--- The request ---
Copy every record exactly, and keep the pictures out.

[begin Given data]

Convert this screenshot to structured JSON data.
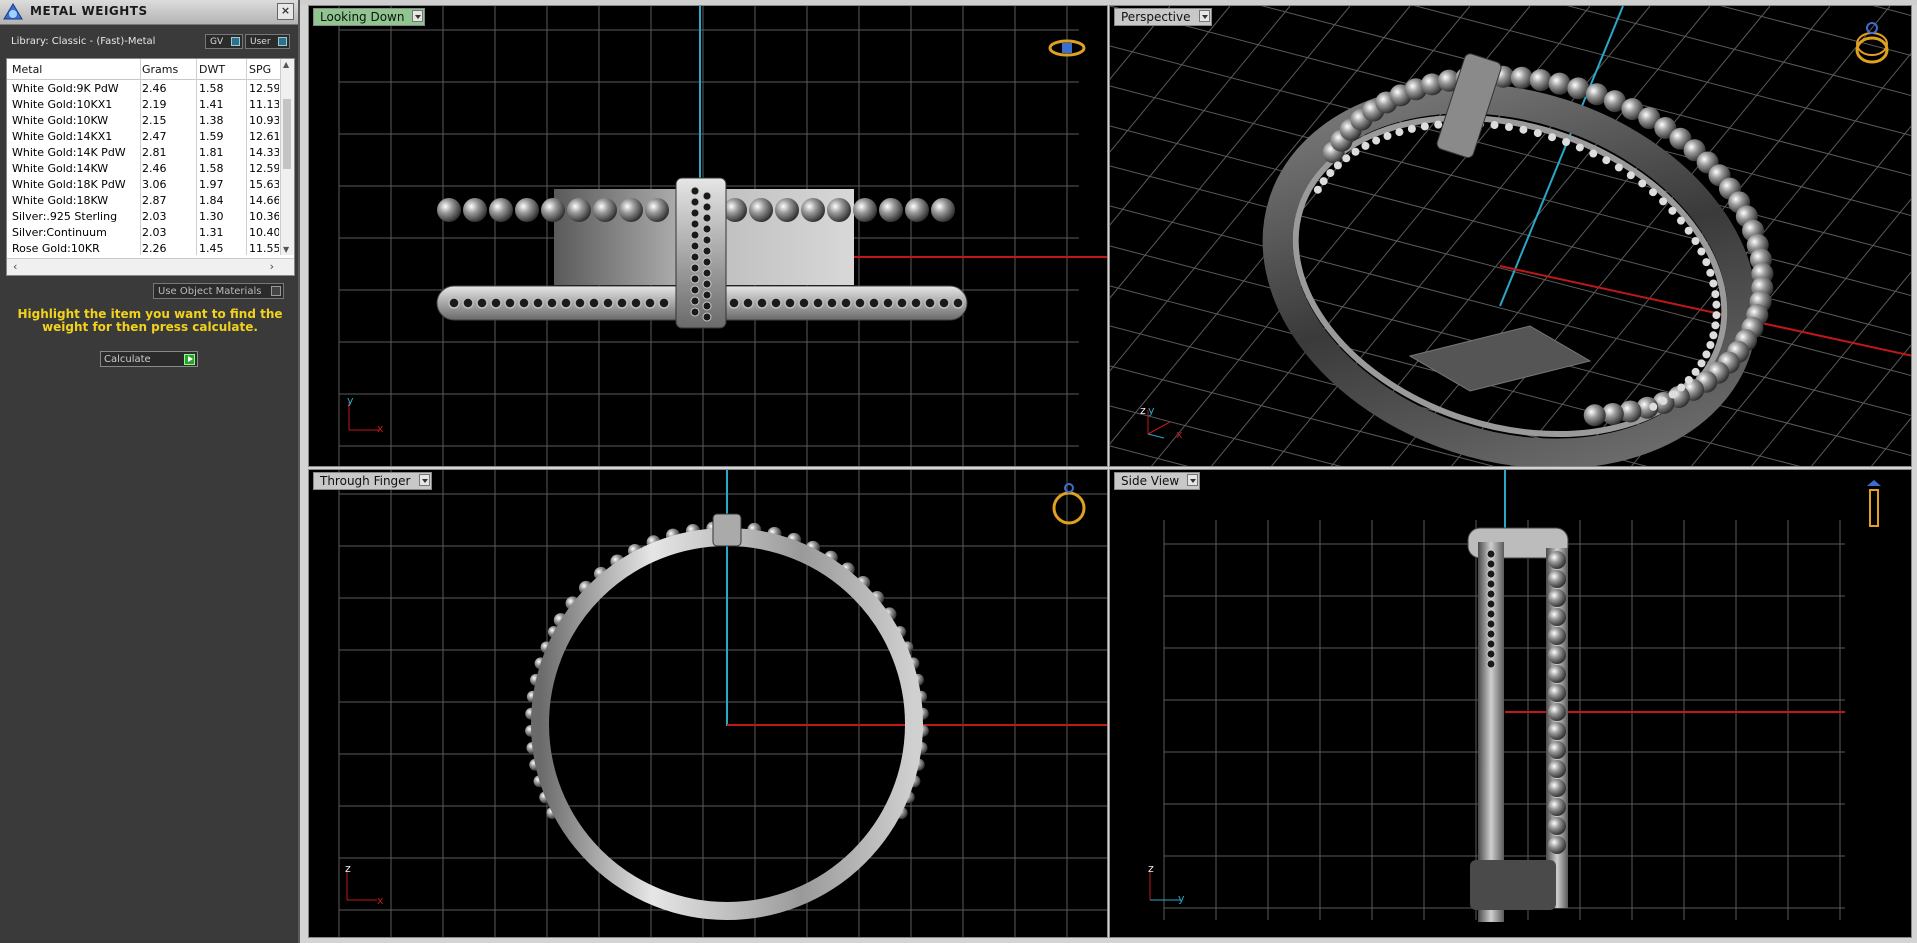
{
  "panel": {
    "title": "METAL WEIGHTS",
    "close": "×",
    "library": "Library: Classic - (Fast)-Metal",
    "toggle_gv": "GV",
    "toggle_user": "User",
    "columns": [
      "Metal",
      "Grams",
      "DWT",
      "SPG"
    ],
    "rows": [
      [
        "White Gold:9K PdW",
        "2.46",
        "1.58",
        "12.59"
      ],
      [
        "White Gold:10KX1",
        "2.19",
        "1.41",
        "11.13"
      ],
      [
        "White Gold:10KW",
        "2.15",
        "1.38",
        "10.93"
      ],
      [
        "White Gold:14KX1",
        "2.47",
        "1.59",
        "12.61"
      ],
      [
        "White Gold:14K PdW",
        "2.81",
        "1.81",
        "14.33"
      ],
      [
        "White Gold:14KW",
        "2.46",
        "1.58",
        "12.59"
      ],
      [
        "White Gold:18K PdW",
        "3.06",
        "1.97",
        "15.63"
      ],
      [
        "White Gold:18KW",
        "2.87",
        "1.84",
        "14.66"
      ],
      [
        "Silver:.925 Sterling",
        "2.03",
        "1.30",
        "10.36"
      ],
      [
        "Silver:Continuum",
        "2.03",
        "1.31",
        "10.40"
      ],
      [
        "Rose Gold:10KR",
        "2.26",
        "1.45",
        "11.55"
      ]
    ],
    "use_object_materials": "Use Object Materials",
    "hint": "Highlight the item you want to find the weight for then press calculate.",
    "calculate": "Calculate"
  },
  "viewports": {
    "top": {
      "label": "Looking Down",
      "axis_a": "y",
      "axis_b": "x"
    },
    "perspective": {
      "label": "Perspective",
      "axis_a": "y",
      "axis_b": "x",
      "axis_c": "z"
    },
    "front": {
      "label": "Through Finger",
      "axis_a": "z",
      "axis_b": "x"
    },
    "side": {
      "label": "Side View",
      "axis_a": "z",
      "axis_b": "y"
    }
  },
  "colors": {
    "grid": "#5a5a5a",
    "axis_red": "#c01818",
    "axis_cyan": "#2aa8c8",
    "active_tab": "#8fc58f",
    "hint_text": "#f2d21b",
    "icon_gold": "#e0a020"
  }
}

[end Given data]

--- Answer to this problem ---
Convert this screenshot to structured JSON data.
{
  "panel": {
    "title": "METAL WEIGHTS",
    "close": "×",
    "library": "Library: Classic - (Fast)-Metal",
    "toggle_gv": "GV",
    "toggle_user": "User",
    "columns": [
      "Metal",
      "Grams",
      "DWT",
      "SPG"
    ],
    "rows": [
      [
        "White Gold:9K PdW",
        "2.46",
        "1.58",
        "12.59"
      ],
      [
        "White Gold:10KX1",
        "2.19",
        "1.41",
        "11.13"
      ],
      [
        "White Gold:10KW",
        "2.15",
        "1.38",
        "10.93"
      ],
      [
        "White Gold:14KX1",
        "2.47",
        "1.59",
        "12.61"
      ],
      [
        "White Gold:14K PdW",
        "2.81",
        "1.81",
        "14.33"
      ],
      [
        "White Gold:14KW",
        "2.46",
        "1.58",
        "12.59"
      ],
      [
        "White Gold:18K PdW",
        "3.06",
        "1.97",
        "15.63"
      ],
      [
        "White Gold:18KW",
        "2.87",
        "1.84",
        "14.66"
      ],
      [
        "Silver:.925 Sterling",
        "2.03",
        "1.30",
        "10.36"
      ],
      [
        "Silver:Continuum",
        "2.03",
        "1.31",
        "10.40"
      ],
      [
        "Rose Gold:10KR",
        "2.26",
        "1.45",
        "11.55"
      ]
    ],
    "use_object_materials": "Use Object Materials",
    "hint": "Highlight the item you want to find the weight for then press calculate.",
    "calculate": "Calculate"
  },
  "viewports": {
    "top": {
      "label": "Looking Down",
      "axis_a": "y",
      "axis_b": "x"
    },
    "perspective": {
      "label": "Perspective",
      "axis_a": "y",
      "axis_b": "x",
      "axis_c": "z"
    },
    "front": {
      "label": "Through Finger",
      "axis_a": "z",
      "axis_b": "x"
    },
    "side": {
      "label": "Side View",
      "axis_a": "z",
      "axis_b": "y"
    }
  },
  "colors": {
    "grid": "#5a5a5a",
    "axis_red": "#c01818",
    "axis_cyan": "#2aa8c8",
    "active_tab": "#8fc58f",
    "hint_text": "#f2d21b",
    "icon_gold": "#e0a020"
  }
}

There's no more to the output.